### [WRITTEN PROBLEM]
Collect every line in the records below that contains the word "processes".

[Stored data]
START

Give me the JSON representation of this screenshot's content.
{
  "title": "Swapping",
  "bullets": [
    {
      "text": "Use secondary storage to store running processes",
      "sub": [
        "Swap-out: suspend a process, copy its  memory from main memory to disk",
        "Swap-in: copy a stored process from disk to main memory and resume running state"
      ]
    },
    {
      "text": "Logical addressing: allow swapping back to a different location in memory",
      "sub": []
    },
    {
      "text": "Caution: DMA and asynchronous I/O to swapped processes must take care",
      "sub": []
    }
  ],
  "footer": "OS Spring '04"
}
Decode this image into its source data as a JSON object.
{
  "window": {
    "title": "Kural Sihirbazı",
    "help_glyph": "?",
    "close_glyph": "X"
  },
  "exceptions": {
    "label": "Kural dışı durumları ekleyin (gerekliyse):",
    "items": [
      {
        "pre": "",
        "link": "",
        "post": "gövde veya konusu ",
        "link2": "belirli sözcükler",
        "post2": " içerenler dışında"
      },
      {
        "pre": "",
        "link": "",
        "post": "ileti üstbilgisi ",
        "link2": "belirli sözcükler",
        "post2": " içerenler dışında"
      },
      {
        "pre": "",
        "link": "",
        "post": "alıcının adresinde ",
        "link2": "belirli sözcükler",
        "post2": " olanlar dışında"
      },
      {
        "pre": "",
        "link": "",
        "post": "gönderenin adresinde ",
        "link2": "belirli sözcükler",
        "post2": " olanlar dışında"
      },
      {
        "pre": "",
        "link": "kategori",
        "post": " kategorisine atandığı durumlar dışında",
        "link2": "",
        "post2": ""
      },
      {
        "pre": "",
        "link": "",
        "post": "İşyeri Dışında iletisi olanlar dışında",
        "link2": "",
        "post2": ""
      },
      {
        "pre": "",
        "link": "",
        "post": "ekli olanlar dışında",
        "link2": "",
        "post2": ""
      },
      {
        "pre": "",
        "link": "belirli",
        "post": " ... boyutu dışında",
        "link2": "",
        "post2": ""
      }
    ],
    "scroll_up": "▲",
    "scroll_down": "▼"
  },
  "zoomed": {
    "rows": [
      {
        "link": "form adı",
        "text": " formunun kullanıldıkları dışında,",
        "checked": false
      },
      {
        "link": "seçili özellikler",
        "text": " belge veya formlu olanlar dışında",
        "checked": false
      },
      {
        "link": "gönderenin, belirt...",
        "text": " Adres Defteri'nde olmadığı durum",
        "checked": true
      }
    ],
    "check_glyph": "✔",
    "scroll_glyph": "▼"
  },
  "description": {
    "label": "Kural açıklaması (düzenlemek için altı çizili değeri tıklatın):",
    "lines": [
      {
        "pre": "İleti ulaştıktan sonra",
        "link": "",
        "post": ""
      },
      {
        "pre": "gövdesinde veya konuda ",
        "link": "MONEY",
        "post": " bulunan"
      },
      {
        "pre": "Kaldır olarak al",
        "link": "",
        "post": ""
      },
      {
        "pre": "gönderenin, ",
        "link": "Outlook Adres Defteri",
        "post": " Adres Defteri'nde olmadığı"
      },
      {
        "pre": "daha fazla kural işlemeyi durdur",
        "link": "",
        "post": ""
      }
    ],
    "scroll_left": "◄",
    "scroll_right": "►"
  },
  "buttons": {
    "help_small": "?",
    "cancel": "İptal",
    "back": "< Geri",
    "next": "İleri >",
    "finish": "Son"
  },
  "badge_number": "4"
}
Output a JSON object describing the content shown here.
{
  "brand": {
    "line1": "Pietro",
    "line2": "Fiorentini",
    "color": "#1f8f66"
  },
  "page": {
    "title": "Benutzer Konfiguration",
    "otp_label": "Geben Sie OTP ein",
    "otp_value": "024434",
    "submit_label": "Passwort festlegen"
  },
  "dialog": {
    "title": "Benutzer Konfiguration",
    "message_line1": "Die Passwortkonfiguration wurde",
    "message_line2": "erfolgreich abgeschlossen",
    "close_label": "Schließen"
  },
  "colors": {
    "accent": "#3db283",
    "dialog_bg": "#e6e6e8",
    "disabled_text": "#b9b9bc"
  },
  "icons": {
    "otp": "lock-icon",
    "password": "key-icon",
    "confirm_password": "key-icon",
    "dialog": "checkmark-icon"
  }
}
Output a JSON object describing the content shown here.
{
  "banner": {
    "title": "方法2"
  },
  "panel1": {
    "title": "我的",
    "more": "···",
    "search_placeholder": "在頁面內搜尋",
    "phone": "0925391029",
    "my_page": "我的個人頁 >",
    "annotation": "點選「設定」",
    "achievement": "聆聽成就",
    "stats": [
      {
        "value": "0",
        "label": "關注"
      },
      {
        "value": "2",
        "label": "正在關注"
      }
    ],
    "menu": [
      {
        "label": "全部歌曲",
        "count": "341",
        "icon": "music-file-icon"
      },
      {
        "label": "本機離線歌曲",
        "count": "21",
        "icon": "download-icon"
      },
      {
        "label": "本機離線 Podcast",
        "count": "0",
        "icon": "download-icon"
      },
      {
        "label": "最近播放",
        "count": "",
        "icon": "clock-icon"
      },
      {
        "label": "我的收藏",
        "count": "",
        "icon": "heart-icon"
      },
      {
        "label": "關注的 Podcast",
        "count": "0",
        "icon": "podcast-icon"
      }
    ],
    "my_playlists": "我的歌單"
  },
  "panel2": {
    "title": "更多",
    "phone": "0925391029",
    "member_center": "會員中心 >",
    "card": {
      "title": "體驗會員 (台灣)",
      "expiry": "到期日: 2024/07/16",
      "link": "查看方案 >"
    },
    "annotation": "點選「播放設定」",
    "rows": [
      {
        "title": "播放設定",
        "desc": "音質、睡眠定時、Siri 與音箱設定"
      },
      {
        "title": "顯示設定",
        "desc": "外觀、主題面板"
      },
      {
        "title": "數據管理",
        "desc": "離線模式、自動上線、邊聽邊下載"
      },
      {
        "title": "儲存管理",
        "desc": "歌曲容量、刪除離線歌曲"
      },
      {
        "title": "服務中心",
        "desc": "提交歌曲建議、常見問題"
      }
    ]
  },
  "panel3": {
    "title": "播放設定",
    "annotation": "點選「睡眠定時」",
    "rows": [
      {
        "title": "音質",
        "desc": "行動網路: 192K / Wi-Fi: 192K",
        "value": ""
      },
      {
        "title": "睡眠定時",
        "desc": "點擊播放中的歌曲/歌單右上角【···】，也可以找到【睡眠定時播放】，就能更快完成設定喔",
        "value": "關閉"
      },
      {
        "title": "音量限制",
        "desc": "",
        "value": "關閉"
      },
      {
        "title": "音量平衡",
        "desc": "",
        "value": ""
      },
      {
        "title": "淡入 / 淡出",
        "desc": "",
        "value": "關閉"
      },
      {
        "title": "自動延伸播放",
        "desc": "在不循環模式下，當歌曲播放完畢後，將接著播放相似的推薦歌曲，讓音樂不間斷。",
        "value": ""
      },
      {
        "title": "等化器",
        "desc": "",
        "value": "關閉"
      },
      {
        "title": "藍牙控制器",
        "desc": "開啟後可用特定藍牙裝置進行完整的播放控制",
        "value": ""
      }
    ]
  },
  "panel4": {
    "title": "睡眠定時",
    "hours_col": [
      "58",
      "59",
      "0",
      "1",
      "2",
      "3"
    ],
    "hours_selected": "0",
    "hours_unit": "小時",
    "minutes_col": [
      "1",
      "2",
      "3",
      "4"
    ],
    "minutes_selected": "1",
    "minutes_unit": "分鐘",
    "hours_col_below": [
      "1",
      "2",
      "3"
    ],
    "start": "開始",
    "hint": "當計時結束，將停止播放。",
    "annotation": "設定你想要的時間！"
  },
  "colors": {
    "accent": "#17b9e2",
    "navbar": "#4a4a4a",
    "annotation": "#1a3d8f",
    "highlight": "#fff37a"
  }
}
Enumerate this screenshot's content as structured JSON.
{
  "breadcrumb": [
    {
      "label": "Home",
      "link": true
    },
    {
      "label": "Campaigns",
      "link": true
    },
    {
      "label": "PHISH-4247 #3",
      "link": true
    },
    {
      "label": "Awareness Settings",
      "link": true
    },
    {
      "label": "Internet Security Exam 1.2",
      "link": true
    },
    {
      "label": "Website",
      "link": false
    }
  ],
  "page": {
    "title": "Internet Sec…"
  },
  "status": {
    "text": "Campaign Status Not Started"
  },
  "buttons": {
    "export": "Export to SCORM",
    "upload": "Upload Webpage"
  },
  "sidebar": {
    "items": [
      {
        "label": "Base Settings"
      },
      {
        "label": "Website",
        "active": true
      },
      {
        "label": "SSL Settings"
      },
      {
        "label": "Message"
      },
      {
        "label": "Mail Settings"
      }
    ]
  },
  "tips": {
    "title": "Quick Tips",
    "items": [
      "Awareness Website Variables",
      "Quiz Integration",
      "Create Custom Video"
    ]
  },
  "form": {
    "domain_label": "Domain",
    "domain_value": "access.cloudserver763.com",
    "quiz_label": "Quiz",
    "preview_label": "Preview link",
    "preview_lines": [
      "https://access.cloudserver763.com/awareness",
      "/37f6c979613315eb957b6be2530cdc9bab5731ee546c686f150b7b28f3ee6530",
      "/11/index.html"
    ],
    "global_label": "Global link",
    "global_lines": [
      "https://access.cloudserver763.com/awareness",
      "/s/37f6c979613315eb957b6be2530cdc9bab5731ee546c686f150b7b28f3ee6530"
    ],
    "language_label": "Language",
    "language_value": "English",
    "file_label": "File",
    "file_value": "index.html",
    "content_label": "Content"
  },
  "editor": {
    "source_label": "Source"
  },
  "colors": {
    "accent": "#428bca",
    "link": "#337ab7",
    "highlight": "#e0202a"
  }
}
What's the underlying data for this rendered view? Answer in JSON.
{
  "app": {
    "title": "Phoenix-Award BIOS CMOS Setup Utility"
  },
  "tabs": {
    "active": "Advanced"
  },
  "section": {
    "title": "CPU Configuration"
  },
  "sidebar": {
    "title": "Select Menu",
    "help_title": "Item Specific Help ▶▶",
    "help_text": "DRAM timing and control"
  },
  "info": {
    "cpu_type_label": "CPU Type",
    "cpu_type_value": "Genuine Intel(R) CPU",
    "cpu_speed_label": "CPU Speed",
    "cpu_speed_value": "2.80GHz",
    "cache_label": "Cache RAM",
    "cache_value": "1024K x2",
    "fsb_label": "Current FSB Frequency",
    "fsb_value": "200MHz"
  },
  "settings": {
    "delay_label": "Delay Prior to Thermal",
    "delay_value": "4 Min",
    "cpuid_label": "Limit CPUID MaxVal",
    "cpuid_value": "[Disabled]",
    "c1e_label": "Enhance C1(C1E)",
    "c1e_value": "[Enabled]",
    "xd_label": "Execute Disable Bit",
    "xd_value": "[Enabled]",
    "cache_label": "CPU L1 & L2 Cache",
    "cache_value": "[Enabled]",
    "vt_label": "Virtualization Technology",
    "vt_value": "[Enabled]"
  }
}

END

### [RESULT FOR THIS TASK]
      "text": "Use secondary storage to store running processes",
      "text": "Caution: DMA and asynchronous I/O to swapped processes must take care",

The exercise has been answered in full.